BEGIN

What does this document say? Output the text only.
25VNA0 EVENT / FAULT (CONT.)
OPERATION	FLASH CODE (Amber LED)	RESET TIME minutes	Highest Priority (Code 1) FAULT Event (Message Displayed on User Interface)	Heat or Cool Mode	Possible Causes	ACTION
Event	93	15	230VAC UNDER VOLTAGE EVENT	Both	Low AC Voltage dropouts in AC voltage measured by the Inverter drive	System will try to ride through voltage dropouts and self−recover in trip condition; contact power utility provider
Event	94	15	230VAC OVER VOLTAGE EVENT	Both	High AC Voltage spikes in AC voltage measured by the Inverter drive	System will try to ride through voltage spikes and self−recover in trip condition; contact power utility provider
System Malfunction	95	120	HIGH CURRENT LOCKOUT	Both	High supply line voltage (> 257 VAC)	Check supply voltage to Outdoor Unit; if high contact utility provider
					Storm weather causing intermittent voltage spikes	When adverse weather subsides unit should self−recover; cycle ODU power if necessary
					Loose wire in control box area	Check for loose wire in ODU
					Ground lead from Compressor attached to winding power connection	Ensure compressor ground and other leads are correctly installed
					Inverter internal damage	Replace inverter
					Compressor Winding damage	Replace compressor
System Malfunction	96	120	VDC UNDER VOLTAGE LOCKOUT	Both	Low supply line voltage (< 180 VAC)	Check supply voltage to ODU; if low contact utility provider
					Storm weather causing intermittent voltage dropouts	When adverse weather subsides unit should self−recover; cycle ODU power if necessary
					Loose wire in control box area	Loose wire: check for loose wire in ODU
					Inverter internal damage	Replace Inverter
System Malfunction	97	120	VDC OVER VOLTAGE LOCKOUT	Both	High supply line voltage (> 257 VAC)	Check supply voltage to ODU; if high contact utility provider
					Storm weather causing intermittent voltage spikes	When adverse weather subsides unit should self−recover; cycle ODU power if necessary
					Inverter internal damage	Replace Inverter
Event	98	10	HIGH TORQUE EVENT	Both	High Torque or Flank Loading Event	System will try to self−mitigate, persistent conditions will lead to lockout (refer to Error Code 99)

END

Stated goal:
Pick out each line above that includes "supply" and show it.

Solution for this exercise:
System Malfunction	95	120	HIGH CURRENT LOCKOUT	Both	High supply line voltage (> 257 VAC)	Check supply voltage to Outdoor Unit; if high contact utility provider
System Malfunction	96	120	VDC UNDER VOLTAGE LOCKOUT	Both	Low supply line voltage (< 180 VAC)	Check supply voltage to ODU; if low contact utility provider
System Malfunction	97	120	VDC OVER VOLTAGE LOCKOUT	Both	High supply line voltage (> 257 VAC)	Check supply voltage to ODU; if high contact utility provider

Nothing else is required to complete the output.